Problem →
Your task is to repeat the listing exactly.

Extracted material →
* * * * * * *
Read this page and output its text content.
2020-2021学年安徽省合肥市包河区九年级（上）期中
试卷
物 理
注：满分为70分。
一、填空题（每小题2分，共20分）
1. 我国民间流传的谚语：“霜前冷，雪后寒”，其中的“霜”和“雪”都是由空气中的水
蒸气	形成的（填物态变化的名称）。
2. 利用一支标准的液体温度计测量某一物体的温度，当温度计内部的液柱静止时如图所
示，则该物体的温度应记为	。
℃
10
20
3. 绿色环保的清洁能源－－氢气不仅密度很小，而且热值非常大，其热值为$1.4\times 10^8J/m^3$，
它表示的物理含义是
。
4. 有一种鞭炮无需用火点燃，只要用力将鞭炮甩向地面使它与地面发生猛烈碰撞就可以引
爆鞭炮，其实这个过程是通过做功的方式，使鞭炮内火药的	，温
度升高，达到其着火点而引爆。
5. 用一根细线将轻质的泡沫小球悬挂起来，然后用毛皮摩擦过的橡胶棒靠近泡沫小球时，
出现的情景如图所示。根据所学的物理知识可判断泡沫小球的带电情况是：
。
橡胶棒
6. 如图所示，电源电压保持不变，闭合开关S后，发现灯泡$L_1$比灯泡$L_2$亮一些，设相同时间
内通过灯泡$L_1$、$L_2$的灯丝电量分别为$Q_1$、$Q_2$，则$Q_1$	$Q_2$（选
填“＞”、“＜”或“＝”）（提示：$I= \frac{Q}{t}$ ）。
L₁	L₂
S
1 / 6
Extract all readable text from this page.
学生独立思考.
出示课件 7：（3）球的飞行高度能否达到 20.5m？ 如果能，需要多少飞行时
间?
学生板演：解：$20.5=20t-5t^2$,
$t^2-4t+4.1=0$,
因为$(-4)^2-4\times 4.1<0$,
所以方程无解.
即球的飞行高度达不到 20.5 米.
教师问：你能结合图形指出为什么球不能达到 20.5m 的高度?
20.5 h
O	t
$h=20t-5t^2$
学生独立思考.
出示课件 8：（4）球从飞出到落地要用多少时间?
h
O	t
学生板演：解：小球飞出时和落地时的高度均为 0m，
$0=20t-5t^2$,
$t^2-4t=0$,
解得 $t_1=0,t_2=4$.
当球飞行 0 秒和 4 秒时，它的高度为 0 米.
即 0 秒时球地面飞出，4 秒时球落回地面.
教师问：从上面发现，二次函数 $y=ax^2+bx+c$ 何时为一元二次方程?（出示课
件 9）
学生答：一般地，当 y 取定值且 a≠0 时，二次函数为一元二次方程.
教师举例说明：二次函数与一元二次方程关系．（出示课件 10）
* * * * * * *
Output for this task →
Read this page and output its text content.
2020-2021学年安徽省合肥市包河区九年级（上）期中
试卷
物 理
注：满分为70分。
一、填空题（每小题2分，共20分）
1. 我国民间流传的谚语：“霜前冷，雪后寒”，其中的“霜”和“雪”都是由空气中的水
蒸气	形成的（填物态变化的名称）。
2. 利用一支标准的液体温度计测量某一物体的温度，当温度计内部的液柱静止时如图所
示，则该物体的温度应记为	。
℃
10
20
3. 绿色环保的清洁能源－－氢气不仅密度很小，而且热值非常大，其热值为$1.4\times 10^8J/m^3$，
它表示的物理含义是
。
4. 有一种鞭炮无需用火点燃，只要用力将鞭炮甩向地面使它与地面发生猛烈碰撞就可以引
爆鞭炮，其实这个过程是通过做功的方式，使鞭炮内火药的	，温
度升高，达到其着火点而引爆。
5. 用一根细线将轻质的泡沫小球悬挂起来，然后用毛皮摩擦过的橡胶棒靠近泡沫小球时，
出现的情景如图所示。根据所学的物理知识可判断泡沫小球的带电情况是：
。
橡胶棒
6. 如图所示，电源电压保持不变，闭合开关S后，发现灯泡$L_1$比灯泡$L_2$亮一些，设相同时间
内通过灯泡$L_1$、$L_2$的灯丝电量分别为$Q_1$、$Q_2$，则$Q_1$	$Q_2$（选
填“＞”、“＜”或“＝”）（提示：$I= \frac{Q}{t}$ ）。
L₁	L₂
S
1 / 6
Extract all readable text from this page.
学生独立思考.
出示课件 7：（3）球的飞行高度能否达到 20.5m？ 如果能，需要多少飞行时
间?
学生板演：解：$20.5=20t-5t^2$,
$t^2-4t+4.1=0$,
因为$(-4)^2-4\times 4.1<0$,
所以方程无解.
即球的飞行高度达不到 20.5 米.
教师问：你能结合图形指出为什么球不能达到 20.5m 的高度?
20.5 h
O	t
$h=20t-5t^2$
学生独立思考.
出示课件 8：（4）球从飞出到落地要用多少时间?
h
O	t
学生板演：解：小球飞出时和落地时的高度均为 0m，
$0=20t-5t^2$,
$t^2-4t=0$,
解得 $t_1=0,t_2=4$.
当球飞行 0 秒和 4 秒时，它的高度为 0 米.
即 0 秒时球地面飞出，4 秒时球落回地面.
教师问：从上面发现，二次函数 $y=ax^2+bx+c$ 何时为一元二次方程?（出示课
件 9）
学生答：一般地，当 y 取定值且 a≠0 时，二次函数为一元二次方程.
教师举例说明：二次函数与一元二次方程关系．（出示课件 10）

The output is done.